In terms of priorities once a camp site has been chosen; usually the first thing I do is set up the hammock and tarp (although not necessarily removing the tarp from its snake skin), after that fire and water are the next two priorities: setting up a gravity fed water filtering system and collecting wood for a fire.  If the insects are being pesky then getting a fire going takes priority simply because the smoke will drive them away (throw some green leaves on the fire once it’s going and that will produce lots of smoke) but usually fire and water are done simultaneously.

I alway trys to get my food cooked and the dishes cleaned and put away before the light falls simply because it’s easier to do during daylight.  And after that the hammock beckons and often by about 9pm I am away in the land of nod.

(Region boundary data)
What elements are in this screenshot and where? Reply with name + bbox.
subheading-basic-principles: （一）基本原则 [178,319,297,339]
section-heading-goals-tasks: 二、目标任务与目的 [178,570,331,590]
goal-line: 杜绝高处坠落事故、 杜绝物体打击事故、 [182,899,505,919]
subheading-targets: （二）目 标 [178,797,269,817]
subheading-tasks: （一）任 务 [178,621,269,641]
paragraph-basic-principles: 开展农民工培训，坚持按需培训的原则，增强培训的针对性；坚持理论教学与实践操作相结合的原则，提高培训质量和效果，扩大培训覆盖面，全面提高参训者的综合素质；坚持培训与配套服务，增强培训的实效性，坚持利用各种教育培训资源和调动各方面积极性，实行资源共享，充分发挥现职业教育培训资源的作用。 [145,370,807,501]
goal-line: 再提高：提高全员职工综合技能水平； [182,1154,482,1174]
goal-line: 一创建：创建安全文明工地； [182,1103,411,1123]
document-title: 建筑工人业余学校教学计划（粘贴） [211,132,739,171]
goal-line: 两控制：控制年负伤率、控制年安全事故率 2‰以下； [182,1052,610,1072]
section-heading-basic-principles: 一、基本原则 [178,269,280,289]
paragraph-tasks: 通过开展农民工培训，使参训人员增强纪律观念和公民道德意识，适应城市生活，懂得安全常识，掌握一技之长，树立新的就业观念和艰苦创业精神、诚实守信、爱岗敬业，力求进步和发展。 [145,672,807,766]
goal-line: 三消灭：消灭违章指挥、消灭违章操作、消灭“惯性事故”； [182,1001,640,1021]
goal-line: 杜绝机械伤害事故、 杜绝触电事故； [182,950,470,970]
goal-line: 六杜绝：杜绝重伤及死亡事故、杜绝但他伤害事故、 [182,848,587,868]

## Requirement
Resume the passage on setting up camp, picking up after its last sentence. This data comes from a separate source and is unrelated to the passage on setting up camp.

## Response
Finally the other factor that often confuses the newcomer to the tropics is the weather, which can change quickly and dramatically and is very location specific.  In the northern and southern hemispheres the weather forecasts are more reliable than they are at the equator and, although there may be defined rainy and dry seasons at the equator there can also be a lot of variation within these seasons (indeed within the same day!) and the weather can be completely different in two locations no more than a few miles apart.   Of course the main weather factor that affects the jungle trekker is the rain (as temperatures remain fairly constant throughout the year) – the good news is that getting wet during the day in not something you need to worry about – just something you need to mentally get used to, accept and ignore – but staying warm and dry through the night is important.

Rather than rely on long range forecasts (which are often wrong) I try to anticipate changes in the weather from the signs around me (the most obvious being cloud formations and thunder) as these usually give you an hour or so warning of an approaching storm.